## REQUIREMENTS
Your task is to copy each line that has the word "Zschopau".
* Begin TASK INPUT *
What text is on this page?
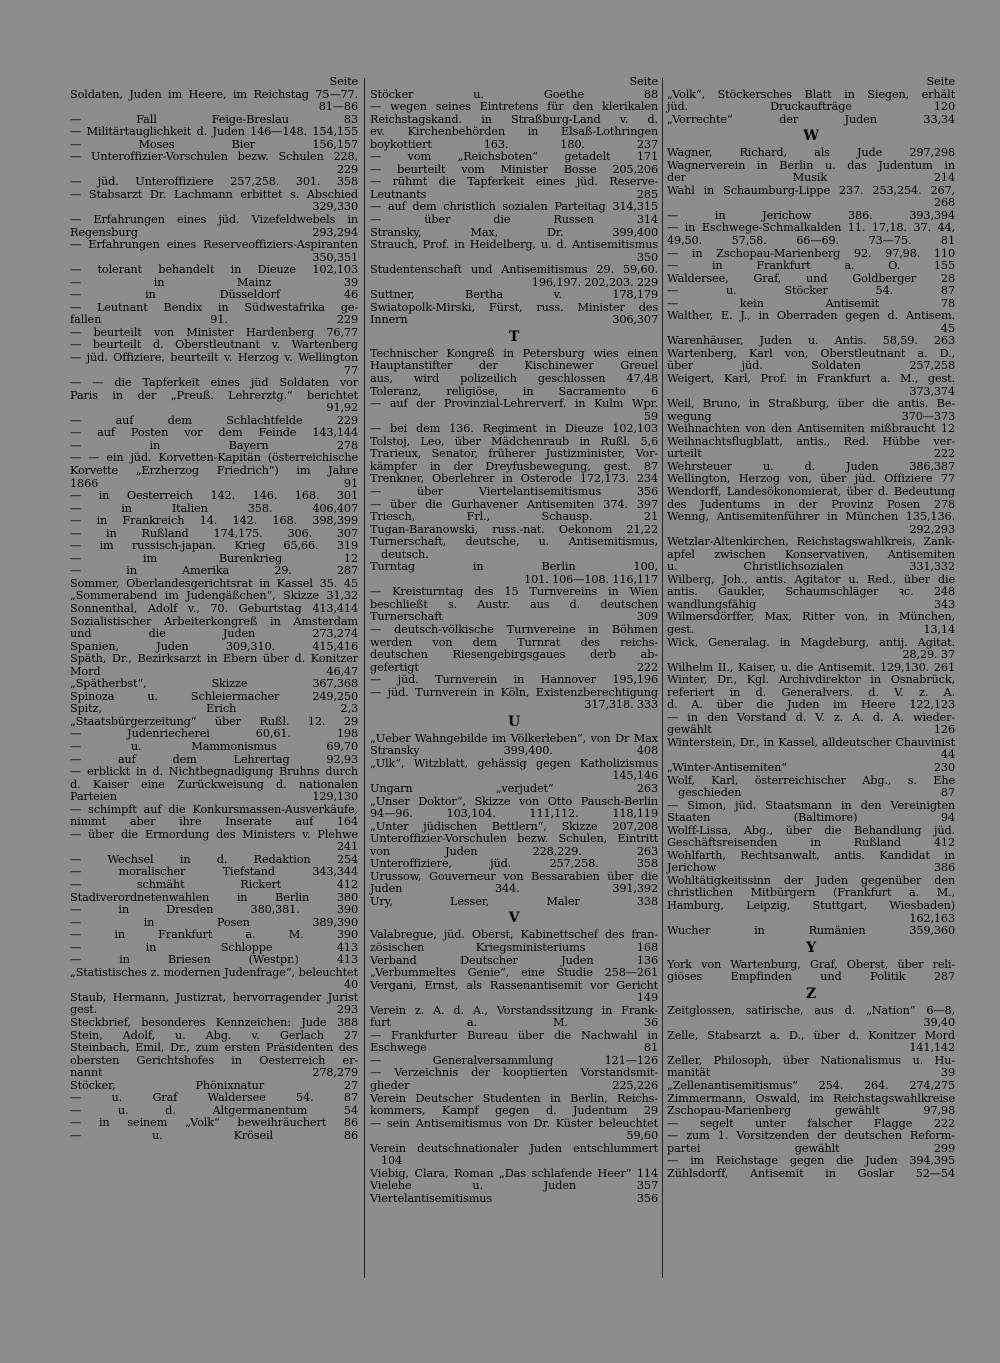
Seite
Soldaten, Juden im Heere, im Reichstag 75—77.
81—86
— Fall Feige-Breslau 83
— Militärtauglichkeit d. Juden 146—148. 154,155
— Moses Bier 156,157
— Unteroffizier-Vorschulen bezw. Schulen 228,
229
— jüd. Unteroffiziere 257,258. 301. 358
— Stabsarzt Dr. Lachmann erbittet s. Abschied
329,330
— Erfahrungen eines jüd. Vizefeldwebels in
Regensburg 293,294
— Erfahrungen eines Reserveoffiziers-Aspiranten
350,351
— tolerant behandelt in Dieuze 102,103
— in Mainz 39
— in Düsseldorf 46
— Leutnant Bendix in Südwestafrika ge-
fallen 91. 229
— beurteilt von Minister Hardenberg 76,77
— beurteilt d. Oberstleutnant v. Wartenberg
— jüd. Offiziere, beurteilt v. Herzog v. Wellington
77
— — die Tapferkeit eines jüd Soldaten vor
Paris in der „Preuß. Lehrerztg.“ berichtet
91,92
— auf dem Schlachtfelde 229
— auf Posten vor dem Feinde 143,144
— in Bayern 278
— — ein jüd. Korvetten-Kapitän (österreichische
Korvette „Erzherzog Friedrich“) im Jahre
1866 91
— in Oesterreich 142. 146. 168. 301
— in Italien 358. 406,407
— in Frankreich 14. 142. 168. 398,399
— in Rußland 174,175. 306. 307
— im russisch-japan. Krieg 65,66. 319
— im Burenkrieg 12
— in Amerika 29. 287
Sommer, Oberlandesgerichtsrat in Kassel 35. 45
„Sommerabend im Judengäßchen“, Skizze 31,32
Sonnenthal, Adolf v., 70. Geburtstag 413,414
Sozialistischer Arbeiterkongreß in Amsterdam
und die Juden 273,274
Spanien, Juden 309,310. 415,416
Späth, Dr., Bezirksarzt in Ebern über d. Konitzer
Mord 46,47
„Spätherbst“, Skizze 367,368
Spinoza u. Schleiermacher 249,250
Spitz, Erich 2,3
„Staatsbürgerzeitung“ über Rußl. 12. 29
— Judenriecherei 60,61. 198
— u. Mammonismus 69,70
— auf dem Lehrertag 92,93
— erblickt in d. Nichtbegnadigung Bruhns durch
d. Kaiser eine Zurückweisung d. nationalen
Parteien 129,130
— schimpft auf die Konkursmassen-Ausverkäufe,
nimmt aber ihre Inserate auf 164
— über die Ermordung des Ministers v. Plehwe
241
— Wechsel in d. Redaktion 254
— moralischer Tiefstand 343,344
— schmäht Rickert 412
Stadtverordnetenwahlen in Berlin 380
— in Dresden 380,381. 390
— in Posen 389,390
— in Frankfurt a. M. 390
— in Schloppe 413
— in Briesen (Westpr.) 413
„Statistisches z. modernen Judenfrage“, beleuchtet
40
Staub, Hermann, Justizrat, hervorragender Jurist
gest. 293
Steckbrief, besonderes Kennzeichen: Jude 388
Stein, Adolf, u. Abg. v. Gerlach 27
Steinbach, Emil, Dr., zum ersten Präsidenten des
obersten Gerichtshofes in Oesterreich er-
nannt 278,279
Stöcker, Phönixnatur 27
— u. Graf Waldersee 54. 87
— u. d. Altgermanentum 54
— in seinem „Volk“ beweihräuchert 86
— u. Kröseil 86
Seite
Stöcker u. Goethe 88
— wegen seines Eintretens für den klerikalen
Reichstagskand. in Straßburg-Land v. d.
ev. Kirchenbehörden in Elsaß-Lothringen
boykottiert 163. 180. 237
— vom „Reichsboten“ getadelt 171
— beurteilt vom Minister Bosse 205,206
— rühmt die Tapferkeit eines jüd. Reserve-
Leutnants 285
— auf dem christlich sozialen Parteitag 314,315
— über die Russen 314
Stransky, Max, Dr. 399,400
Strauch, Prof. in Heidelberg, u. d. Antisemitismus
350
Studentenschaft und Antisemitismus 29. 59,60.
196,197. 202,203. 229
Suttner, Bertha v. 178,179
Swiatopolk-Mirski, Fürst, russ. Minister des
Innern 306,307
T
Technischer Kongreß in Petersburg wies einen
Hauptanstifter der Kischinewer Greuel
aus, wird polizeilich geschlossen 47,48
Toleranz, religiöse, in Sacramento 6
— auf der Provinzial-Lehrerverf. in Kulm Wpr.
59
— bei dem 136. Regiment in Dieuze 102,103
Tolstoj, Leo, über Mädchenraub in Rußl. 5,6
Trarieux, Senator, früherer Justizminister, Vor-
kämpfer in der Dreyfusbewegung, gest. 87
Trenkner, Oberlehrer in Osterode 172,173. 234
— über Viertelantisemitismus 356
— über die Gurhavener Antisemiten 374. 397
Triesch, Frl., Schausp. 21
Tugan-Baranowski, russ.-nat. Oekonom 21,22
Turnerschaft, deutsche, u. Antisemitismus, deutsch.
Turntag in Berlin 100,
101. 106—108. 116,117
— Kreisturntag des 15 Turnvereins in Wien
beschließt s. Austr. aus d. deutschen
Turnerschaft 309
— deutsch-völkische Turnvereine in Böhmen
werden von dem Turnrat des reichs-
deutschen Riesengebirgsgaues derb ab-
gefertigt 222
— jüd. Turnverein in Hannover 195,196
— jüd. Turnverein in Köln, Existenzberechtigung
317,318. 333
U
„Ueber Wahngebilde im Völkerleben“, von Dr Max
Stransky 399,400. 408
„Ulk“, Witzblatt, gehässig gegen Katholizismus
145,146
Ungarn „verjudet“ 263
„Unser Doktor“, Skizze von Otto Pausch-Berlin
94—96. 103,104. 111,112. 118,119
„Unter jüdischen Bettlern“, Skizze 207,208
Unteroffizier-Vorschulen bezw. Schulen, Eintritt
von Juden 228,229. 263
Unteroffiziere, jüd. 257,258. 358
Urussow, Gouverneur von Bessarabien über die
Juden 344. 391,392
Ury, Lesser, Maler 338
V
Valabregue, jüd. Oberst, Kabinettschef des fran-
zösischen Kriegsministeriums 168
Verband Deutscher Juden 136
„Verbummeltes Genie“, eine Studie 258—261
Vergani, Ernst, als Rassenantisemit vor Gericht
149
Verein z. A. d. A., Vorstandssitzung in Frank-
furt a. M. 36
— Frankfurter Bureau über die Nachwahl in
Eschwege 81
— Generalversammlung 121—126
— Verzeichnis der kooptierten Vorstandsmit-
glieder 225,226
Verein Deutscher Studenten in Berlin, Reichs-
kommers, Kampf gegen d. Judentum 29
— sein Antisemitismus von Dr. Küster beleuchtet
59,60
Verein deutschnationaler Juden entschlummert 104
Viebig, Clara, Roman „Das schlafende Heer“ 114
Vielehe u. Juden 357
Viertelantisemitismus 356
Seite
„Volk“, Stöckersches Blatt in Siegen, erhält
jüd. Druckaufträge 120
„Vorrechte“ der Juden 33,34
W
Wagner, Richard, als Jude 297,298
Wagnerverein in Berlin u. das Judentum in
der Musik 214
Wahl in Schaumburg-Lippe 237. 253,254. 267,
268
— in Jerichow 386. 393,394
— in Eschwege-Schmalkalden 11. 17,18. 37. 44,
49,50. 57,58. 66—69. 73—75. 81
— in Zschopau-Marienberg 92. 97,98. 110
— in Frankfurt a. O. 155
Waldersee, Graf, und Goldberger 28
— u. Stöcker 54. 87
— kein Antisemit 78
Walther, E. J., in Oberraden gegen d. Antisem.
45
Warenhäuser, Juden u. Antis. 58,59. 263
Wartenberg, Karl von, Oberstleutnant a. D.,
über jüd. Soldaten 257,258
Weigert, Karl, Prof. in Frankfurt a. M., gest.
373,374
Weil, Bruno, in Straßburg, über die antis. Be-
wegung 370—373
Weihnachten von den Antisemiten mißbraucht 12
Weihnachtsflugblatt, antis., Red. Hübbe ver-
urteilt 222
Wehrsteuer u. d. Juden 386,387
Wellington, Herzog von, über jüd. Offiziere 77
Wendorff, Landesökonomierat, über d. Bedeutung
des Judentums in der Provinz Posen 278
Wenng, Antisemitenführer in München 135,136.
292,293
Wetzlar-Altenkirchen, Reichstagswahlkreis, Zank-
apfel zwischen Konservativen, Antisemiten
u. Christlichsozialen 331,332
Wilberg, Joh., antis. Agitator u. Red., über die
antis. Gaukler, Schaumschläger ꝛc. 248
wandlungsfähig 343
Wilmersdörffer, Max, Ritter von, in München,
gest. 13,14
Wick, Generalag. in Magdeburg, antij. Agitat.
28,29. 37
Wilhelm II., Kaiser, u. die Antisemit. 129,130. 261
Winter, Dr., Kgl. Archivdirektor in Osnabrück,
referiert in d. Generalvers. d. V. z. A.
d. A. über die Juden im Heere 122,123
— in den Vorstand d. V. z. A. d. A. wieder-
gewählt 126
Winterstein, Dr., in Kassel, alldeutscher Chauvinist
44
„Winter-Antisemiten“ 230
Wolf, Karl, österreichischer Abg., s. Ehe geschieden 87
— Simon, jüd. Staatsmann in den Vereinigten
Staaten (Baltimore) 94
Wolff-Lissa, Abg., über die Behandlung jüd.
Geschäftsreisenden in Rußland 412
Wohlfarth, Rechtsanwalt, antis. Kandidat in
Jerichow 386
Wohltätigkeitssinn der Juden gegenüber den
christlichen Mitbürgern (Frankfurt a. M.,
Hamburg, Leipzig, Stuttgart, Wiesbaden)
162,163
Wucher in Rumänien 359,360
Y
York von Wartenburg, Graf, Oberst, über reli-
giöses Empfinden und Politik 287
Z
Zeitglossen, satirische, aus d. „Nation“ 6—8,
39,40
Zelle, Stabsarzt a. D., über d. Konitzer Mord
141,142
Zeller, Philosoph, über Nationalismus u. Hu-
manität 39
„Zellenantisemitismus“ 254. 264. 274,275
Zimmermann, Oswald, im Reichstagswahlkreise
Zschopau-Marienberg gewählt 97,98
— segelt unter falscher Flagge 222
— zum 1. Vorsitzenden der deutschen Reform-
partei gewählt 299
— im Reichstage gegen die Juden 394,395
Zühlsdorff, Antisemit in Goslar 52—54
* End TASK INPUT *
## WRITTEN SOLUTION
— in Zschopau-Marienberg 92. 97,98. 110
Zschopau-Marienberg gewählt 97,98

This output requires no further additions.